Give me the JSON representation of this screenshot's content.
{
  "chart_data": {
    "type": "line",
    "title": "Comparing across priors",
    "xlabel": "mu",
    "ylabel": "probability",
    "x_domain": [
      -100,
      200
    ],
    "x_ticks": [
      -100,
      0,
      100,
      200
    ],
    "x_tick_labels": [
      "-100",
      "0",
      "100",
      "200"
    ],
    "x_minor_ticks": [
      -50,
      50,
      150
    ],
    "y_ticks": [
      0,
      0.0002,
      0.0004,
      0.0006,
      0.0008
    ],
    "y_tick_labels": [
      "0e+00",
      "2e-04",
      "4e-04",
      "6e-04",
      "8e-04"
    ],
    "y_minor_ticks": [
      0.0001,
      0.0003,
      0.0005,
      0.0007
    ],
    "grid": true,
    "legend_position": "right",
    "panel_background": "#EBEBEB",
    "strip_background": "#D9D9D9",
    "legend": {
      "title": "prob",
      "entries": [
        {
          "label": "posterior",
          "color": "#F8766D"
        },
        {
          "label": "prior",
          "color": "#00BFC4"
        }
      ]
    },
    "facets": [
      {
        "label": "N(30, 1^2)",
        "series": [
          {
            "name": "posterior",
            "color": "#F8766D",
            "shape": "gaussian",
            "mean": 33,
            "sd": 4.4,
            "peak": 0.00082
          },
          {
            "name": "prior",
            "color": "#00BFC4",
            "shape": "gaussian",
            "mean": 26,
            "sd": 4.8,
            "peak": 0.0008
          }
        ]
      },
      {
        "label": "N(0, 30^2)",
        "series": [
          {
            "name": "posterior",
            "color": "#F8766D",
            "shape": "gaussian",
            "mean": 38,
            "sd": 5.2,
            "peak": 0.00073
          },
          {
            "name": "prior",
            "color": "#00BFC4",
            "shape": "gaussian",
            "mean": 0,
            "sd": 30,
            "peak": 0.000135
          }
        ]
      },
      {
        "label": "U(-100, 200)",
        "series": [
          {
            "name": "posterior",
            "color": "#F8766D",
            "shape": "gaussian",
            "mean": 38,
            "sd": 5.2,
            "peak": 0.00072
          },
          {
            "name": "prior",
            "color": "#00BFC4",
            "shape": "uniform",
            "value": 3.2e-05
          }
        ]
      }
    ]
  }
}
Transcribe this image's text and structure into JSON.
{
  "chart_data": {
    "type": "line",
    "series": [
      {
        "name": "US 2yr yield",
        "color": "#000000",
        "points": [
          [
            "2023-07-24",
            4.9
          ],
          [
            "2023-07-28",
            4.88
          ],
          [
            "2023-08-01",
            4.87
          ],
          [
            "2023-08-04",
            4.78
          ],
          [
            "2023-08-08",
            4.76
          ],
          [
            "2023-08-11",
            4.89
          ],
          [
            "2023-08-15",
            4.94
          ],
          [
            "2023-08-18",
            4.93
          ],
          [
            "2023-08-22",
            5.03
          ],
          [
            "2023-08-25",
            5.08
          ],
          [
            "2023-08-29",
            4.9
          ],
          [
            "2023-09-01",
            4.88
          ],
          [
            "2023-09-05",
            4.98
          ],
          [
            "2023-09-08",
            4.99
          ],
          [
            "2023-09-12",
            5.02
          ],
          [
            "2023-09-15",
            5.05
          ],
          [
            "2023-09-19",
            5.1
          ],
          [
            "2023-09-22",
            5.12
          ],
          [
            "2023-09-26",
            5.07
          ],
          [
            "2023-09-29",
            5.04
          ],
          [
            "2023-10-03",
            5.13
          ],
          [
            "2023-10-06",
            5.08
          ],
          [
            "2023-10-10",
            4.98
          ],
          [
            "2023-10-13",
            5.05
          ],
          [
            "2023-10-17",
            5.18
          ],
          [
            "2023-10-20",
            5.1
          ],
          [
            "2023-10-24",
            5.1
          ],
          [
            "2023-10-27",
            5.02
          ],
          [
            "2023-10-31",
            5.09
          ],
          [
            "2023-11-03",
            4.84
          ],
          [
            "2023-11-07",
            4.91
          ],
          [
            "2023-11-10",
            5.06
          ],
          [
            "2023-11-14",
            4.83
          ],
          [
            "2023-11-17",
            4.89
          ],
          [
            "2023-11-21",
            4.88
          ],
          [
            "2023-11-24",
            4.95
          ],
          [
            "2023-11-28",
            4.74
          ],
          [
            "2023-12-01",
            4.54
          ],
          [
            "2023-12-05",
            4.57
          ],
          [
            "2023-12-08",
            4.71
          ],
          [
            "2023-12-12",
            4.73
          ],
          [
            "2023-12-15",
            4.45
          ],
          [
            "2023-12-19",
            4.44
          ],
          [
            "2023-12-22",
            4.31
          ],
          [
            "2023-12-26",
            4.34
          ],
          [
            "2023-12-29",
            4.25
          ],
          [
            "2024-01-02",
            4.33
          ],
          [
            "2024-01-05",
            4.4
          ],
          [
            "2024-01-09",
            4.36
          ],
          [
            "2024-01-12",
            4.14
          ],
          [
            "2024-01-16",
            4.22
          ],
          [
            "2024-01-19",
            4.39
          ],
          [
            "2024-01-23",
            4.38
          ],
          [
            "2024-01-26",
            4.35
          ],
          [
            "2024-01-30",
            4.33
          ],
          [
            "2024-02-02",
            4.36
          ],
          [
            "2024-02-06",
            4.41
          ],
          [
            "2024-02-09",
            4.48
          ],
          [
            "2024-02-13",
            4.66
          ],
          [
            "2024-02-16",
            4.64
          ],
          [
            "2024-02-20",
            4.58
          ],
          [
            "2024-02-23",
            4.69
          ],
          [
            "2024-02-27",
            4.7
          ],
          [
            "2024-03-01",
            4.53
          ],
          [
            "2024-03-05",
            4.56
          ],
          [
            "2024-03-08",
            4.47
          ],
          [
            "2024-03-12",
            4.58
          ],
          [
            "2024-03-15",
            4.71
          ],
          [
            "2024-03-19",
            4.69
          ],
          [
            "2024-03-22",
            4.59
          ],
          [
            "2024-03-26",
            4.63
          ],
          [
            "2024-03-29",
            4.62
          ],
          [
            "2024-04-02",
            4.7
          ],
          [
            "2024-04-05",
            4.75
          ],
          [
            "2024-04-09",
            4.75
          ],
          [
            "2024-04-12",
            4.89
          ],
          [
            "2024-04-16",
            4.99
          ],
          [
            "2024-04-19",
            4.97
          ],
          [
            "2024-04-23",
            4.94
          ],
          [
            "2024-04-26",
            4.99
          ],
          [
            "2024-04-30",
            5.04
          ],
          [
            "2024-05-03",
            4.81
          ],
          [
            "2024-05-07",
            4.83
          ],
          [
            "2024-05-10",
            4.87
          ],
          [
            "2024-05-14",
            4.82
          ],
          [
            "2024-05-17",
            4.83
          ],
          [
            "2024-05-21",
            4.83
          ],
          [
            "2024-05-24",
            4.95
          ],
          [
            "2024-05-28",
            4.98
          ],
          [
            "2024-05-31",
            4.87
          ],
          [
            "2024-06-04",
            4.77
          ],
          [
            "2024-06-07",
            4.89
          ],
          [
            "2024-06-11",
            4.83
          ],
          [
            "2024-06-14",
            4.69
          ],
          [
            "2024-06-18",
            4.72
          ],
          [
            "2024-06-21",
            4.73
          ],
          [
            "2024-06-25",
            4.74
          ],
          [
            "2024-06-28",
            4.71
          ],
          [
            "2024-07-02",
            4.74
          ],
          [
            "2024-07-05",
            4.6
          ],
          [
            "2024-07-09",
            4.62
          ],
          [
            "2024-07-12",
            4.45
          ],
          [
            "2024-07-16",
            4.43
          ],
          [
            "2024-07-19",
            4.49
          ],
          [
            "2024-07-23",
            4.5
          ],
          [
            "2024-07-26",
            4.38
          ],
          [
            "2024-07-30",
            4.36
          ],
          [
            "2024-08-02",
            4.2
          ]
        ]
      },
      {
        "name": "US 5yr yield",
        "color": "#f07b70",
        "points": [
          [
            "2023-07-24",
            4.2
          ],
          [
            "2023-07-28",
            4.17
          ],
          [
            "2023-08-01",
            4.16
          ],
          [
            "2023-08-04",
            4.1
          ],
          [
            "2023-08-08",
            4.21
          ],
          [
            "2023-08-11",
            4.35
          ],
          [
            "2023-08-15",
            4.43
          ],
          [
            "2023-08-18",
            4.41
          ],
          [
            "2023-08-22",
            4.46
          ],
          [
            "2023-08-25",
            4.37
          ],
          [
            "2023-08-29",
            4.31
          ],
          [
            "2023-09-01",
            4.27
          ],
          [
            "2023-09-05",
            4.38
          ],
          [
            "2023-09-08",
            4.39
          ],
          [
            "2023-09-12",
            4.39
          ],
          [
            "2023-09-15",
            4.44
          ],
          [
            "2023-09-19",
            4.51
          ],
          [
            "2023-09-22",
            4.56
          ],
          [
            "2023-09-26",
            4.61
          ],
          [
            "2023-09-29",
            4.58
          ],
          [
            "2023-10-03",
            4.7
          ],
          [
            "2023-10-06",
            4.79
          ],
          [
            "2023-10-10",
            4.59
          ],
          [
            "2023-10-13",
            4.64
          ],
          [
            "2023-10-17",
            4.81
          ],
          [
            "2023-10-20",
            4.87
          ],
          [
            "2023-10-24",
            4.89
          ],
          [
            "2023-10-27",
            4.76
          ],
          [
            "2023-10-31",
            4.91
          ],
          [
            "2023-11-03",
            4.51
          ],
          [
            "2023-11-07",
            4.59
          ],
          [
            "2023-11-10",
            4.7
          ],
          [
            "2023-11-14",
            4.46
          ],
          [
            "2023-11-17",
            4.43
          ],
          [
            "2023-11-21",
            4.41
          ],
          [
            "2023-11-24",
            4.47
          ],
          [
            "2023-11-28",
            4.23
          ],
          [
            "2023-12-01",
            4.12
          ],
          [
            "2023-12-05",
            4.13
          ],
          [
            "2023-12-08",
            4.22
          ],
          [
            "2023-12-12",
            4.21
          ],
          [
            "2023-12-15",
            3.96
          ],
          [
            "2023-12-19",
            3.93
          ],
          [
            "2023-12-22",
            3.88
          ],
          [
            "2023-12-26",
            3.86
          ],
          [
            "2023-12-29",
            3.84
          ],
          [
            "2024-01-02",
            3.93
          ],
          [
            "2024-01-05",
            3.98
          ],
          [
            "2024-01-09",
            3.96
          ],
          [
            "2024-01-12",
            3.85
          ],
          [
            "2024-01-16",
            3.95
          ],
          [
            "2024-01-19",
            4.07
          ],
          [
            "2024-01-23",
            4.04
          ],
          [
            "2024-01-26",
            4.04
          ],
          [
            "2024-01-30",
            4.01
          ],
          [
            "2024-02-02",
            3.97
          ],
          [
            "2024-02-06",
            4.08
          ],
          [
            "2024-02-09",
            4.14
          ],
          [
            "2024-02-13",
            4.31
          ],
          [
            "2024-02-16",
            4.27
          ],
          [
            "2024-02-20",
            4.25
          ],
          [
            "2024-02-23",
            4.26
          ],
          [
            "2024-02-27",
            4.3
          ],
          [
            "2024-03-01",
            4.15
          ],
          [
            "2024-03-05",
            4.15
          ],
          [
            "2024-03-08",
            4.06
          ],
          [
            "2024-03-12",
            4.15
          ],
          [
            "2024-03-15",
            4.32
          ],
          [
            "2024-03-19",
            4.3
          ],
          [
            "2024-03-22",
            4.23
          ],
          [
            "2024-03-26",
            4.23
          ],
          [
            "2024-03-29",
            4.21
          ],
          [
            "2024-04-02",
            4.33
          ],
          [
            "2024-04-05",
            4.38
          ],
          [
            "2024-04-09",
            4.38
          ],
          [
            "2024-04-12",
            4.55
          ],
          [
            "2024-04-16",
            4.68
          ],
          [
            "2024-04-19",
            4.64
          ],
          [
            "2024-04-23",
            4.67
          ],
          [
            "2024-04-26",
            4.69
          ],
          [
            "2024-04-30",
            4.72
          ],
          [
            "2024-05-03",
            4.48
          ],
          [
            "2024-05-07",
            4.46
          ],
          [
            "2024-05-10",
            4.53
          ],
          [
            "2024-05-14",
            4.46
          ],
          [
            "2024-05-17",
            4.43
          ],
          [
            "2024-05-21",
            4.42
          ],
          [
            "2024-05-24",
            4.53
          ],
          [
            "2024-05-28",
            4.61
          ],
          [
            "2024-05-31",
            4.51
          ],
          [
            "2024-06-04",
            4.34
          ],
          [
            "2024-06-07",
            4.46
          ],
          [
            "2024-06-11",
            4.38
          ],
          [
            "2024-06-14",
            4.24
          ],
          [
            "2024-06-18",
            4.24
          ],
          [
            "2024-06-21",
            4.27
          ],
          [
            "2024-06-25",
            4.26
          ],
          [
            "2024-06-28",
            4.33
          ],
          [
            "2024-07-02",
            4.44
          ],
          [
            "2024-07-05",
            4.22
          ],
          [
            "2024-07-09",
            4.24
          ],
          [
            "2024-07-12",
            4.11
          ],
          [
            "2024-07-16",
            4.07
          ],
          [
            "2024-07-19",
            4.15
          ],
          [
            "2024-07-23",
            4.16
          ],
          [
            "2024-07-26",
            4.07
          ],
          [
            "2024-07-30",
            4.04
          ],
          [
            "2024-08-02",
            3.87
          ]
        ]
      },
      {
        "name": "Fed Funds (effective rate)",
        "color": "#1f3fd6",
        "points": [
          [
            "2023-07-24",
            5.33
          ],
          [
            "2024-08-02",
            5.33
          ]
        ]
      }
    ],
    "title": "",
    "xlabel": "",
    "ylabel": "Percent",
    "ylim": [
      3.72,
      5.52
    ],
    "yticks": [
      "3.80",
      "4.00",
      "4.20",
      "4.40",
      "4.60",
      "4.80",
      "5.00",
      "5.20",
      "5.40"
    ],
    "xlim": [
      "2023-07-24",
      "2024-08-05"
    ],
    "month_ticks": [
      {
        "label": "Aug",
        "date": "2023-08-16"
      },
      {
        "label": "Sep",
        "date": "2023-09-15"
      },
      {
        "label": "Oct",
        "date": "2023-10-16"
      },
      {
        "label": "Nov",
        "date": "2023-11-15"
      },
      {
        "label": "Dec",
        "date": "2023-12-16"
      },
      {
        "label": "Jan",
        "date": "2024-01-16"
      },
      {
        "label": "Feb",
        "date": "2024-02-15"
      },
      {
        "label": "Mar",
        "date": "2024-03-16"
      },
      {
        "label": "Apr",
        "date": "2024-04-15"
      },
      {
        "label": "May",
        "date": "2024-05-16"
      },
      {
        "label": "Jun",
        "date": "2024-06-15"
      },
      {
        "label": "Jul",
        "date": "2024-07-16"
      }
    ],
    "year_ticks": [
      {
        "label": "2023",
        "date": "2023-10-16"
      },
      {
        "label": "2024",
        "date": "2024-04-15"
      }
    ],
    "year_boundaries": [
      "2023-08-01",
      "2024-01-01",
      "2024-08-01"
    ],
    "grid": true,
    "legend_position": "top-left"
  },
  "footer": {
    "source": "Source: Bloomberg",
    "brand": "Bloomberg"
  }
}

_ _ _ _ _ _ _

_Task directions_
Pull every line holding "title" out of the records.

_Response to the task_
    "title": "Comparing across priors",
      "title": "prob",
    "title": "",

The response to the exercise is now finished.